- [Collected data entries]

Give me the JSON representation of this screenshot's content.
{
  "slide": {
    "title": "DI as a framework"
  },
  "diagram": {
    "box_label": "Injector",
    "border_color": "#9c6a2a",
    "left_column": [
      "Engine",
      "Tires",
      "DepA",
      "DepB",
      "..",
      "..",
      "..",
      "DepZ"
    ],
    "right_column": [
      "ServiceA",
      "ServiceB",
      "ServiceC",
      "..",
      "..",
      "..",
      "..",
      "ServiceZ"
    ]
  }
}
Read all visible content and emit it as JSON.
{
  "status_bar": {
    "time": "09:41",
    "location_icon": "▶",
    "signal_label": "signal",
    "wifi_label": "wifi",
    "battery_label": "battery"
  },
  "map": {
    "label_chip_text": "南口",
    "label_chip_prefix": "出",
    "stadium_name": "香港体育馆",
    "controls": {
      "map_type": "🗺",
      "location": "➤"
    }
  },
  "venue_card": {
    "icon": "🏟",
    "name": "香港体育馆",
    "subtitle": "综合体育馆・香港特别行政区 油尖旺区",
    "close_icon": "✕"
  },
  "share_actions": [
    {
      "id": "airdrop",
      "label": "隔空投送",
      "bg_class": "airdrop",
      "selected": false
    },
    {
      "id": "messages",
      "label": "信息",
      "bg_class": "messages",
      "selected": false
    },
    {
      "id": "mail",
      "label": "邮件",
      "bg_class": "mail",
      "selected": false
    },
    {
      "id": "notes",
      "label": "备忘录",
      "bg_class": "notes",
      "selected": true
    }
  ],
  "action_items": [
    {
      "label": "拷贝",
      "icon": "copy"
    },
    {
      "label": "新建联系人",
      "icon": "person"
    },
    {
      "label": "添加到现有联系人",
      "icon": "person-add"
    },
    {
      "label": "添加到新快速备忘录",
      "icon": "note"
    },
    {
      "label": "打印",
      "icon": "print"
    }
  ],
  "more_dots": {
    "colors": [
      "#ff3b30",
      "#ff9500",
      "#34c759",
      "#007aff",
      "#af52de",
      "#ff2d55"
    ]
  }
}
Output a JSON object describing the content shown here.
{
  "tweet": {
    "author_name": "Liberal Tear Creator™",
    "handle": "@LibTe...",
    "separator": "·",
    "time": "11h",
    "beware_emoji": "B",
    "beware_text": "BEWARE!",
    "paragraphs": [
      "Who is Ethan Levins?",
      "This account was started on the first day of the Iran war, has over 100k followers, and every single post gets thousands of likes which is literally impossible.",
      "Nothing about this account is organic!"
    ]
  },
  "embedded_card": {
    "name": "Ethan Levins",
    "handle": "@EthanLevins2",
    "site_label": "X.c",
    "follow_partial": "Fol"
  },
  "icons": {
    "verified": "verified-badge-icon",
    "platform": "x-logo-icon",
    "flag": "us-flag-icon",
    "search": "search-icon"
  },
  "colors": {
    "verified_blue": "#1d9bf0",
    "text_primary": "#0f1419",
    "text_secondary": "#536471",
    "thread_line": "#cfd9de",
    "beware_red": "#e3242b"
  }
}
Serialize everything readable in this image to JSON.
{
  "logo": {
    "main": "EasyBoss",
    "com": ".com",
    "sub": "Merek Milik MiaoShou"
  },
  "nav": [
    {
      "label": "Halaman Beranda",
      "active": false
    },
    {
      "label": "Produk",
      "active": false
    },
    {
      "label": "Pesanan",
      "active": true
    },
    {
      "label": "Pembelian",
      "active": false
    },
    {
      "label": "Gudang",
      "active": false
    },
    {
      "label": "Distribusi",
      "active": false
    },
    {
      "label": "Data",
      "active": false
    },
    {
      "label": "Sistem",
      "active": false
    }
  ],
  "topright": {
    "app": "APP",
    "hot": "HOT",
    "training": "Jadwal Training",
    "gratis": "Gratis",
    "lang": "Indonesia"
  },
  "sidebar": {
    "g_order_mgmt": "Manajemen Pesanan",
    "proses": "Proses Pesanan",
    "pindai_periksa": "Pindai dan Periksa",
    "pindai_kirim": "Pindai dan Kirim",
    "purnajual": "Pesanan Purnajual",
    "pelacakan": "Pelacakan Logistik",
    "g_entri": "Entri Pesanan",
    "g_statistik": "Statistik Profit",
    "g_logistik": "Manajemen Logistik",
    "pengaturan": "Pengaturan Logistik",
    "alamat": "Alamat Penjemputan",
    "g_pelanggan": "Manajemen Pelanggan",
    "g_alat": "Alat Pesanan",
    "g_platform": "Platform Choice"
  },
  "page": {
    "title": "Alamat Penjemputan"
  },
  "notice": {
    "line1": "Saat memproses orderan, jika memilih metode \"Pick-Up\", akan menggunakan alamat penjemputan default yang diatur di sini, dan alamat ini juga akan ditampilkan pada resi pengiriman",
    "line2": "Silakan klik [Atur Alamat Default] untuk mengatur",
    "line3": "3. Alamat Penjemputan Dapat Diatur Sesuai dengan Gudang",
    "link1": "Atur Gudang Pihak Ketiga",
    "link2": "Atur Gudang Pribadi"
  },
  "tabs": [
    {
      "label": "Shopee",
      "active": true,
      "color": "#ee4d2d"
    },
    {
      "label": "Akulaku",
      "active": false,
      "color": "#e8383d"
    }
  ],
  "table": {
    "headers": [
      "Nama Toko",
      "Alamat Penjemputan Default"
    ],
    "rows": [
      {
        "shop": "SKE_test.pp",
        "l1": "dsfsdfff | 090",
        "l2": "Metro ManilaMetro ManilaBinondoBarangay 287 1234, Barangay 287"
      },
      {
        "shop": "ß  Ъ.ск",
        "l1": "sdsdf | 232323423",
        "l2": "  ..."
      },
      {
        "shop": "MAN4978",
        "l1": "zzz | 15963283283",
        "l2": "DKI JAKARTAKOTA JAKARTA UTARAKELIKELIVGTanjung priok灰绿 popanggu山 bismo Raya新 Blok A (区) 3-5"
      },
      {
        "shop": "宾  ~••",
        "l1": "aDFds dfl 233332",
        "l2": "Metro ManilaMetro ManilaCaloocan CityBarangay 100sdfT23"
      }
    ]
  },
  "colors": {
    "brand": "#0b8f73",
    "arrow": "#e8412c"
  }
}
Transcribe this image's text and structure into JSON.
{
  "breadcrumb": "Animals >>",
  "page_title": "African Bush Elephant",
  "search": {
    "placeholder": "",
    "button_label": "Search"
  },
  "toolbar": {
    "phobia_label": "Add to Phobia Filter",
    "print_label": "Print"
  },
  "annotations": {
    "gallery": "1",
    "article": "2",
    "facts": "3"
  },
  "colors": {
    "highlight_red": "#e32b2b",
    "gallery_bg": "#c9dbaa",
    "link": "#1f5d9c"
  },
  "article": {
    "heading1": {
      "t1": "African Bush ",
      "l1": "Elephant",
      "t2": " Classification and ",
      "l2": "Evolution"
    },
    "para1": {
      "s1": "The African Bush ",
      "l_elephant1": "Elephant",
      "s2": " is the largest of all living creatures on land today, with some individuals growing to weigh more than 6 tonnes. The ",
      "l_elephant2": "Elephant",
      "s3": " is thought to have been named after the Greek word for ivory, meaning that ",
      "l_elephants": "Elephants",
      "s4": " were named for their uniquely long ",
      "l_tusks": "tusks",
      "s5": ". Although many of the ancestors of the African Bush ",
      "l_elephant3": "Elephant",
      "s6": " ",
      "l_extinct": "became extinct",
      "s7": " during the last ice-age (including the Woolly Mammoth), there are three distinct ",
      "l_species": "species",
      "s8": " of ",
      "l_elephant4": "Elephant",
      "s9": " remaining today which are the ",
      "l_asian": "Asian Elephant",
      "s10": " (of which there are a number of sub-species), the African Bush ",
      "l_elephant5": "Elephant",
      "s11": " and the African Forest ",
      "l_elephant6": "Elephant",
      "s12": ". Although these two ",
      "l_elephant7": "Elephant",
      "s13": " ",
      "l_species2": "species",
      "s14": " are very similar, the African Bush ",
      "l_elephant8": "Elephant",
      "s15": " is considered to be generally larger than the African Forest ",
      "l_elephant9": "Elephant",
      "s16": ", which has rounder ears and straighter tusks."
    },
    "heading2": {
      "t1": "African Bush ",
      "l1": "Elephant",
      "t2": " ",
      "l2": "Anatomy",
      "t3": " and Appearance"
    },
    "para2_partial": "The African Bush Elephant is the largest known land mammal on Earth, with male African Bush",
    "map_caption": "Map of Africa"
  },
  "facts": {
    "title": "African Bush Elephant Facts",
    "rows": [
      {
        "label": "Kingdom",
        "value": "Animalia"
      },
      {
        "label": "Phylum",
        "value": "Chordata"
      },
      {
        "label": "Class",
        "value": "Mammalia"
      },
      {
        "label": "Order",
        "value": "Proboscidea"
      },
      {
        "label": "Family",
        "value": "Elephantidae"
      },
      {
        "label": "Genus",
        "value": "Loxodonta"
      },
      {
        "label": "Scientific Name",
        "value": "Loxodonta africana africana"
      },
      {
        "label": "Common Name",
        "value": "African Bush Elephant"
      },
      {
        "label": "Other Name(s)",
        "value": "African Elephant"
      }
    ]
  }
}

- [Problem to work on]
Pull every line containing "content" from the material above.

- [Result of this task]
Give me the JSON representation of this screenshot's content.
Read all visible content and emit it as JSON.
Output a JSON object describing the content shown here.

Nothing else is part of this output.